### Stated problem
Of the lines in the entries below, state how many hold the word "Admin". Say nothing else.

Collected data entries
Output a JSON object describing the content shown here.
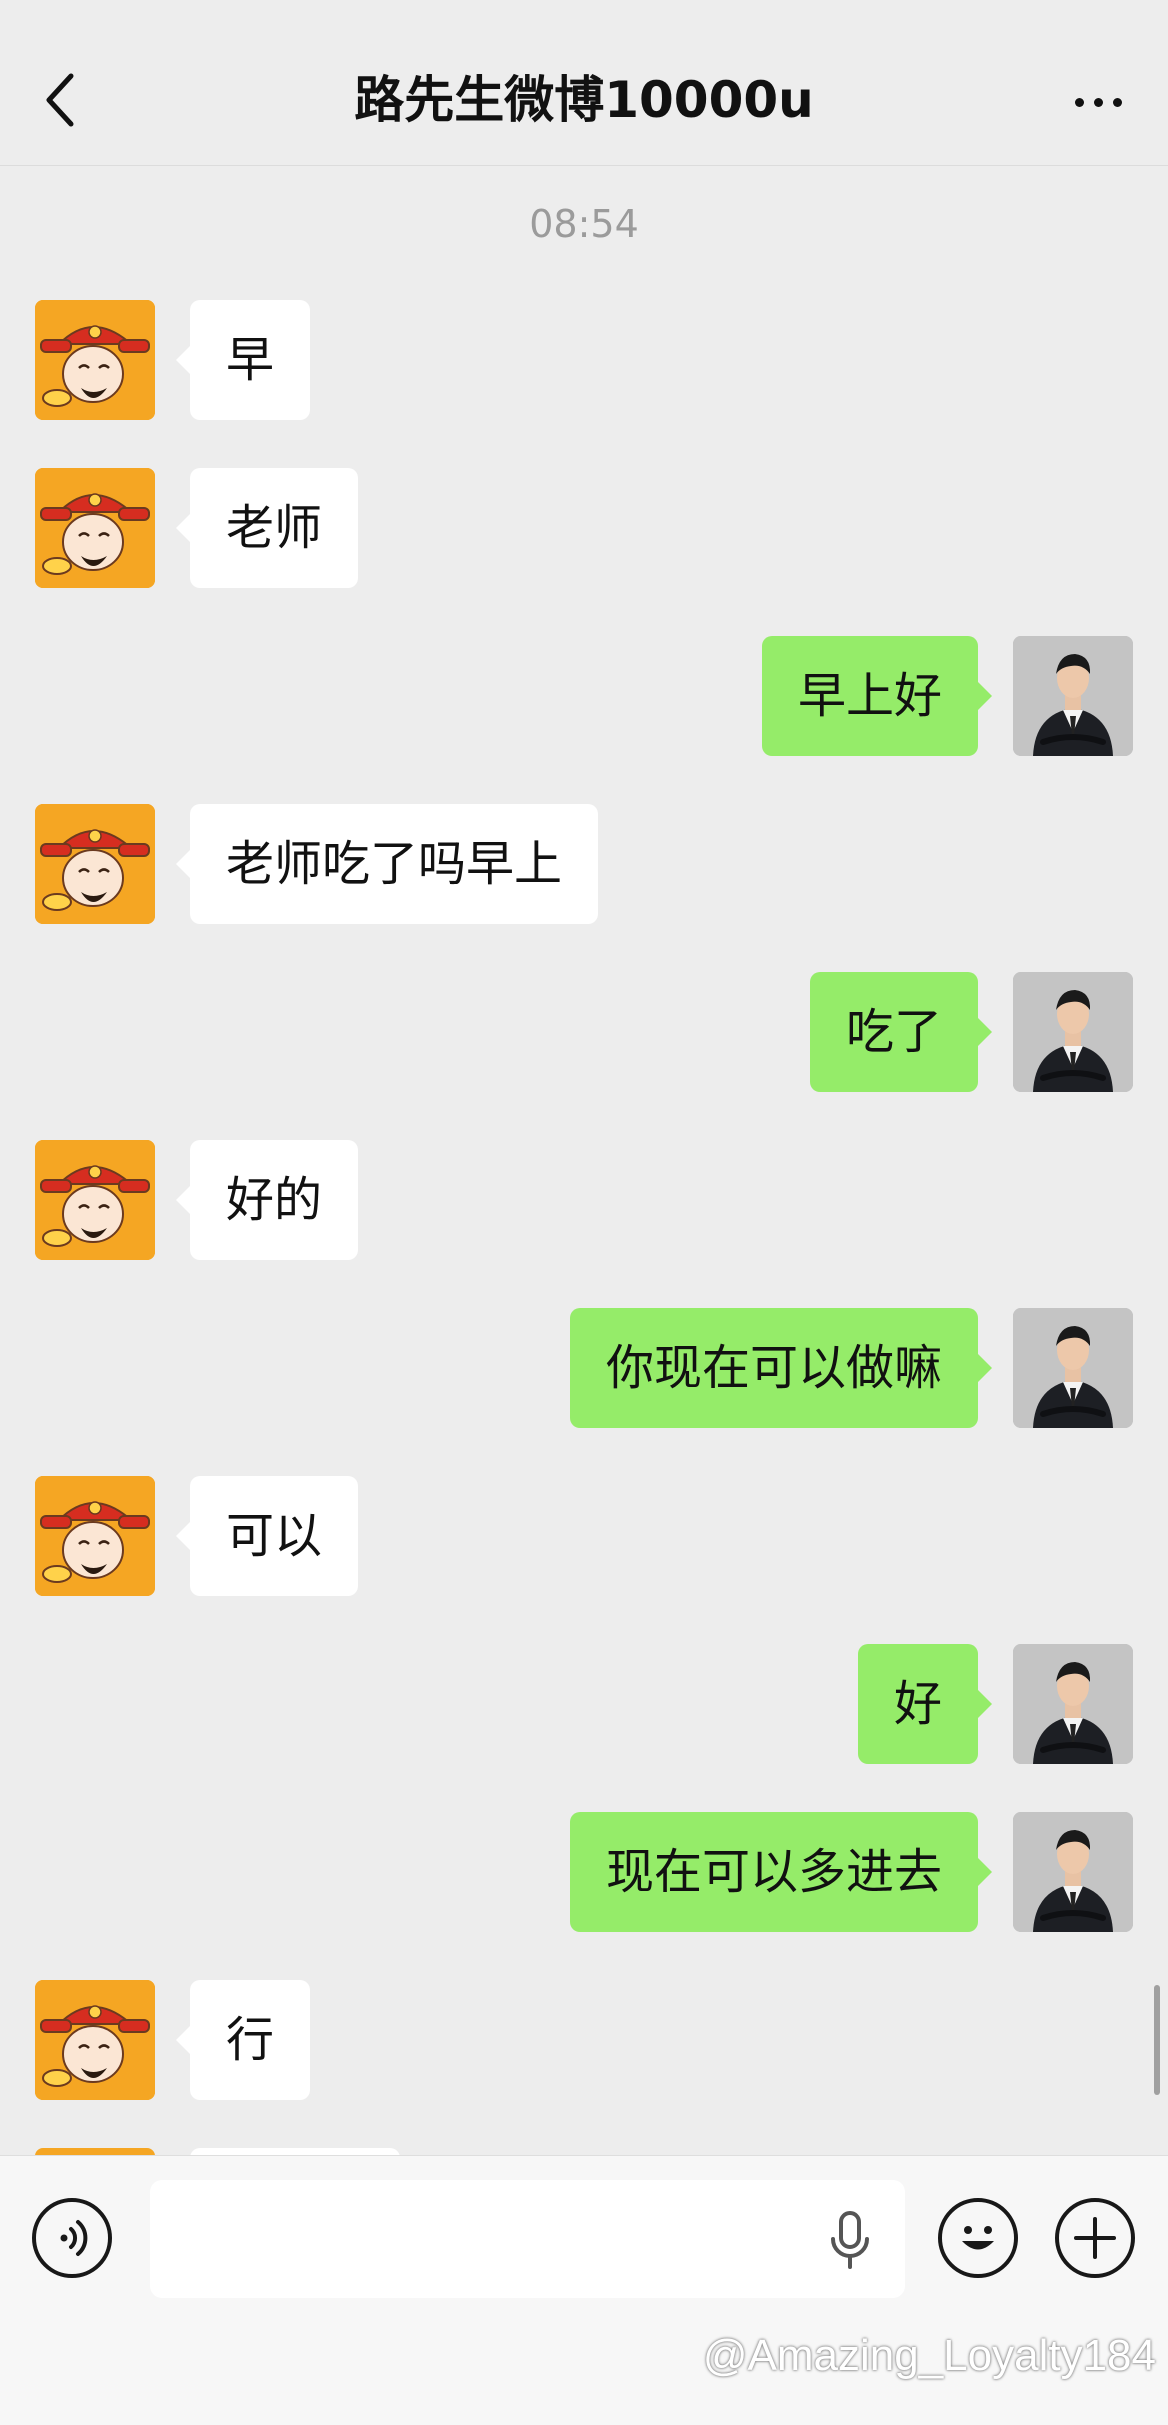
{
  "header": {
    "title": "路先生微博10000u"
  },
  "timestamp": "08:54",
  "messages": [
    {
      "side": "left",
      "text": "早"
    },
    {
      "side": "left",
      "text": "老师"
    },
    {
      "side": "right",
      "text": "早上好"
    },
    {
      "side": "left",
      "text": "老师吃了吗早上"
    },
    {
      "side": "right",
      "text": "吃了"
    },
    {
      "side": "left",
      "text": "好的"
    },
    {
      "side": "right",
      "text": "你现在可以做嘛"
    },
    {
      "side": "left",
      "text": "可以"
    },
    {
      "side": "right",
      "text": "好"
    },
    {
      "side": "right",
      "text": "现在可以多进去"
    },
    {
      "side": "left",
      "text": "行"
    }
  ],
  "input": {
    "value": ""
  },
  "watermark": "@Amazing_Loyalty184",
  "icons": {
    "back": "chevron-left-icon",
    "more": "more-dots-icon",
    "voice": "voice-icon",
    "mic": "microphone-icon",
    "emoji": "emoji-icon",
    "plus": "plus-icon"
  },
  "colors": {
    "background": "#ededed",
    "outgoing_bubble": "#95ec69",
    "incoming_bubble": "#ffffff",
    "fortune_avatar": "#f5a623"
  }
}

--

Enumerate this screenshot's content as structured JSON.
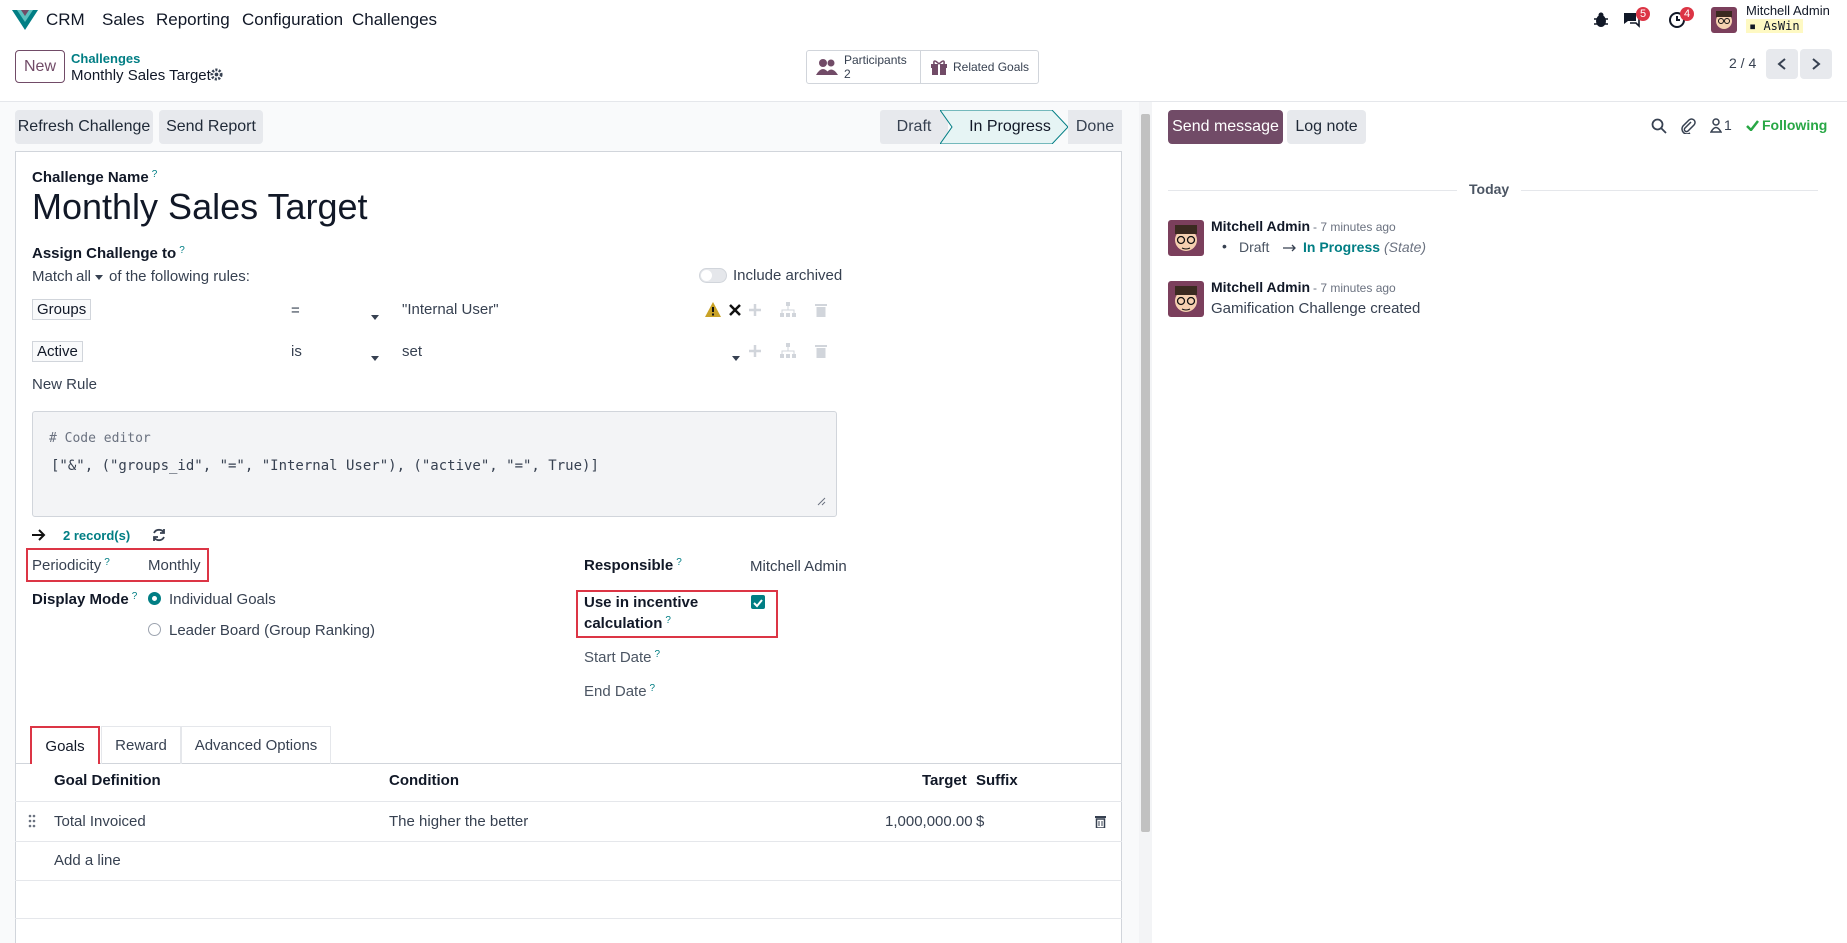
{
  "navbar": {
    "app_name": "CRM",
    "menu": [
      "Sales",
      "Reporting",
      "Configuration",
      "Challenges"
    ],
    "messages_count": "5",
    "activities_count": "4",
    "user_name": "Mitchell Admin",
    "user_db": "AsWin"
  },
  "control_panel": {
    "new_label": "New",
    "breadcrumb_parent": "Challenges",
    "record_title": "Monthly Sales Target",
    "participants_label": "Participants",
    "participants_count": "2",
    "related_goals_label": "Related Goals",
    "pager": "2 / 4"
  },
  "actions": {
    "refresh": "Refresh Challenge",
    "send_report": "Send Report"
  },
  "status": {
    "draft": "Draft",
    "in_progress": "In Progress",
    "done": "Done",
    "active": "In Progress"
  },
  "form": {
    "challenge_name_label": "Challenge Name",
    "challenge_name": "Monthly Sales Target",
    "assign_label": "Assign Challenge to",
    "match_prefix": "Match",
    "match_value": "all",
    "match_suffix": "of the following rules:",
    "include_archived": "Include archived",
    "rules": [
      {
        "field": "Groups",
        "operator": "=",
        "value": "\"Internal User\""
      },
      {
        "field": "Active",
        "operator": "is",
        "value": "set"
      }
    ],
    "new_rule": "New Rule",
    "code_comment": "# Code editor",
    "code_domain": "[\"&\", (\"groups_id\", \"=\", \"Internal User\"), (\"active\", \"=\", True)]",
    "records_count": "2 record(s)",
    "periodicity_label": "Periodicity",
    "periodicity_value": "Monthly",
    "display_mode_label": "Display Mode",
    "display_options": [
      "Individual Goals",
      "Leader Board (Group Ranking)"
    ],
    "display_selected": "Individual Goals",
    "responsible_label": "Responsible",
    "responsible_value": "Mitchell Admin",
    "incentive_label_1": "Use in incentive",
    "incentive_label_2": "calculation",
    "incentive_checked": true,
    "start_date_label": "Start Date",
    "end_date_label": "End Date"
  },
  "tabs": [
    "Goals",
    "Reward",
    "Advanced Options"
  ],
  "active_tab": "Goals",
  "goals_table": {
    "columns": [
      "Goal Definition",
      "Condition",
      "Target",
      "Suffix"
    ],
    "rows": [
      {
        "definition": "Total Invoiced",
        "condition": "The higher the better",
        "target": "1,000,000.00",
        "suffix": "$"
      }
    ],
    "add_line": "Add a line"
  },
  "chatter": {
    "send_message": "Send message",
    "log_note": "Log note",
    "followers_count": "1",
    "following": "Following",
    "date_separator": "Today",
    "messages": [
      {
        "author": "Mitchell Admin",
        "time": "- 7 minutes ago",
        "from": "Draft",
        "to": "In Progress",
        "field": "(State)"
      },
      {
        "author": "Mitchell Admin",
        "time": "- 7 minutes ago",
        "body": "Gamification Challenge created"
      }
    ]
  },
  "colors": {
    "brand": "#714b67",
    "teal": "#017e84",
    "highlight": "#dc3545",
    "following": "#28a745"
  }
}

### Answer
4